Pull every line containing the word "June" from the records.

** start of DATA RECORDS **

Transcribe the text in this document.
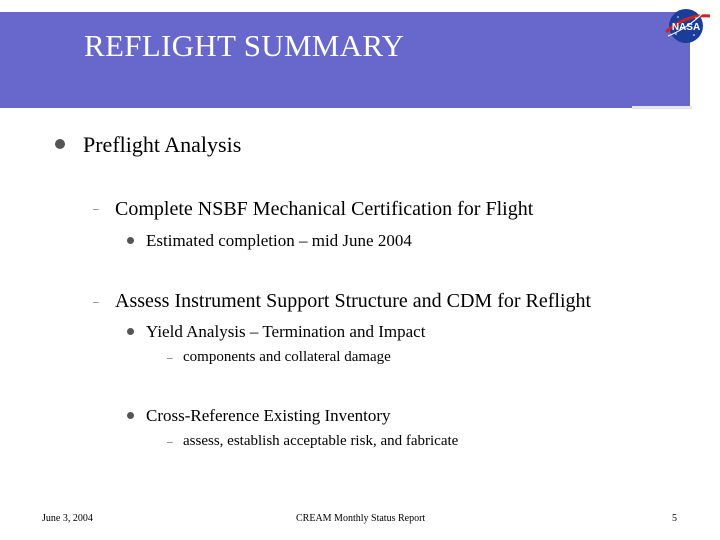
REFLIGHT SUMMARY
NASA
Preflight Analysis
– Complete NSBF Mechanical Certification for Flight
Estimated completion – mid June 2004
– Assess Instrument Support Structure and CDM for Reflight
Yield Analysis – Termination and Impact
– components and collateral damage
Cross-Reference Existing Inventory
– assess, establish acceptable risk, and fabricate
June 3, 2004	CREAM Monthly Status Report	5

** end of DATA RECORDS **

SOLUTION TO THE PROBLEM
Estimated completion – mid June 2004
June 3, 2004	CREAM Monthly Status Report	5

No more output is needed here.